### Information shown
__________________________________________________
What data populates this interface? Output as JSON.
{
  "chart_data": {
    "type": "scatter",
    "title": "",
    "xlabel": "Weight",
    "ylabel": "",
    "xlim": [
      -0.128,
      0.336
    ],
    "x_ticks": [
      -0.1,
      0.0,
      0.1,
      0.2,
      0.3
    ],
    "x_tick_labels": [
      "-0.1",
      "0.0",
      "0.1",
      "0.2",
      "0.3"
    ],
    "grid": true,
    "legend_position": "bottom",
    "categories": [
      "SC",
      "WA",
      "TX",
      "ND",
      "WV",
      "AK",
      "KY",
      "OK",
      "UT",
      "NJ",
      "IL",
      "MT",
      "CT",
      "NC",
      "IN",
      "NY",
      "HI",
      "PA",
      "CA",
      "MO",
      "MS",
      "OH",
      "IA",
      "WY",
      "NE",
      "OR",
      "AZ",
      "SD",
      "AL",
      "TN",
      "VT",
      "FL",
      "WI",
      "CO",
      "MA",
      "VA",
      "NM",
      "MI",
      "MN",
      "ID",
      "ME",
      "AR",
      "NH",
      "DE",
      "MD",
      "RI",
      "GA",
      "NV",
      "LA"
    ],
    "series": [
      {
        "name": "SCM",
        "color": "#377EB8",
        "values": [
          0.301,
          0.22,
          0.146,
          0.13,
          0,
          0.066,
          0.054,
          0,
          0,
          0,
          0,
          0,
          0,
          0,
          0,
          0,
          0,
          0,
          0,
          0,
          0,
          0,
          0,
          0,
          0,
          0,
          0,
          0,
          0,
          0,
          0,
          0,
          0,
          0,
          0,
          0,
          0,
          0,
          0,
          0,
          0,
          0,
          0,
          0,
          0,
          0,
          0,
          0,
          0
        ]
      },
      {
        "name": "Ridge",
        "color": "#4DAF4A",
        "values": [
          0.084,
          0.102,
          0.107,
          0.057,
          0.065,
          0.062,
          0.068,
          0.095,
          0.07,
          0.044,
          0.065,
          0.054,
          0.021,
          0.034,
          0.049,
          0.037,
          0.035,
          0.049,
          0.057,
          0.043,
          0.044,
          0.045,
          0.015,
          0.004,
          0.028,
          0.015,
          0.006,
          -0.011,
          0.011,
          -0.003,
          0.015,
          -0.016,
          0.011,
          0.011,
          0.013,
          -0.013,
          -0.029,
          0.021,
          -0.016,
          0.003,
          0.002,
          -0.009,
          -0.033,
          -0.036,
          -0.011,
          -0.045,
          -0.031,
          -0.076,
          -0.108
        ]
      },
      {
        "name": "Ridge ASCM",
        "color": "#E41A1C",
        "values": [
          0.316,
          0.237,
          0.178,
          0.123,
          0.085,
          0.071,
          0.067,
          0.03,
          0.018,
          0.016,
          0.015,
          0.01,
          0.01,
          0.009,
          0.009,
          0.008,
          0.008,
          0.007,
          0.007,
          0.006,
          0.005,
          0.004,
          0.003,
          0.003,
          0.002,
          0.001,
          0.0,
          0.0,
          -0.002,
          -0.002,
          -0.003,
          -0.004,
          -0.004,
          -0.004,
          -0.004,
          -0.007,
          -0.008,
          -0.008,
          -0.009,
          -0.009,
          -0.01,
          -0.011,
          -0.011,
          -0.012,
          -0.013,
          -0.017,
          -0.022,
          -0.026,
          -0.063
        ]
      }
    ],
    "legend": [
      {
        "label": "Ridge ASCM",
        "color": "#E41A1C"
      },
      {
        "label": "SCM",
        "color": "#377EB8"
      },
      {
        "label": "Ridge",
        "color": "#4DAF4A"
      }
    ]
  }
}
__________________________________________________
### Exercise aim
Write out the whole listing exactly.

### Exercise response
What data populates this interface? Output as JSON.
{
  "chart_data": {
    "type": "scatter",
    "title": "",
    "xlabel": "Weight",
    "ylabel": "",
    "xlim": [
      -0.128,
      0.336
    ],
    "x_ticks": [
      -0.1,
      0.0,
      0.1,
      0.2,
      0.3
    ],
    "x_tick_labels": [
      "-0.1",
      "0.0",
      "0.1",
      "0.2",
      "0.3"
    ],
    "grid": true,
    "legend_position": "bottom",
    "categories": [
      "SC",
      "WA",
      "TX",
      "ND",
      "WV",
      "AK",
      "KY",
      "OK",
      "UT",
      "NJ",
      "IL",
      "MT",
      "CT",
      "NC",
      "IN",
      "NY",
      "HI",
      "PA",
      "CA",
      "MO",
      "MS",
      "OH",
      "IA",
      "WY",
      "NE",
      "OR",
      "AZ",
      "SD",
      "AL",
      "TN",
      "VT",
      "FL",
      "WI",
      "CO",
      "MA",
      "VA",
      "NM",
      "MI",
      "MN",
      "ID",
      "ME",
      "AR",
      "NH",
      "DE",
      "MD",
      "RI",
      "GA",
      "NV",
      "LA"
    ],
    "series": [
      {
        "name": "SCM",
        "color": "#377EB8",
        "values": [
          0.301,
          0.22,
          0.146,
          0.13,
          0,
          0.066,
          0.054,
          0,
          0,
          0,
          0,
          0,
          0,
          0,
          0,
          0,
          0,
          0,
          0,
          0,
          0,
          0,
          0,
          0,
          0,
          0,
          0,
          0,
          0,
          0,
          0,
          0,
          0,
          0,
          0,
          0,
          0,
          0,
          0,
          0,
          0,
          0,
          0,
          0,
          0,
          0,
          0,
          0,
          0
        ]
      },
      {
        "name": "Ridge",
        "color": "#4DAF4A",
        "values": [
          0.084,
          0.102,
          0.107,
          0.057,
          0.065,
          0.062,
          0.068,
          0.095,
          0.07,
          0.044,
          0.065,
          0.054,
          0.021,
          0.034,
          0.049,
          0.037,
          0.035,
          0.049,
          0.057,
          0.043,
          0.044,
          0.045,
          0.015,
          0.004,
          0.028,
          0.015,
          0.006,
          -0.011,
          0.011,
          -0.003,
          0.015,
          -0.016,
          0.011,
          0.011,
          0.013,
          -0.013,
          -0.029,
          0.021,
          -0.016,
          0.003,
          0.002,
          -0.009,
          -0.033,
          -0.036,
          -0.011,
          -0.045,
          -0.031,
          -0.076,
          -0.108
        ]
      },
      {
        "name": "Ridge ASCM",
        "color": "#E41A1C",
        "values": [
          0.316,
          0.237,
          0.178,
          0.123,
          0.085,
          0.071,
          0.067,
          0.03,
          0.018,
          0.016,
          0.015,
          0.01,
          0.01,
          0.009,
          0.009,
          0.008,
          0.008,
          0.007,
          0.007,
          0.006,
          0.005,
          0.004,
          0.003,
          0.003,
          0.002,
          0.001,
          0.0,
          0.0,
          -0.002,
          -0.002,
          -0.003,
          -0.004,
          -0.004,
          -0.004,
          -0.004,
          -0.007,
          -0.008,
          -0.008,
          -0.009,
          -0.009,
          -0.01,
          -0.011,
          -0.011,
          -0.012,
          -0.013,
          -0.017,
          -0.022,
          -0.026,
          -0.063
        ]
      }
    ],
    "legend": [
      {
        "label": "Ridge ASCM",
        "color": "#E41A1C"
      },
      {
        "label": "SCM",
        "color": "#377EB8"
      },
      {
        "label": "Ridge",
        "color": "#4DAF4A"
      }
    ]
  }
}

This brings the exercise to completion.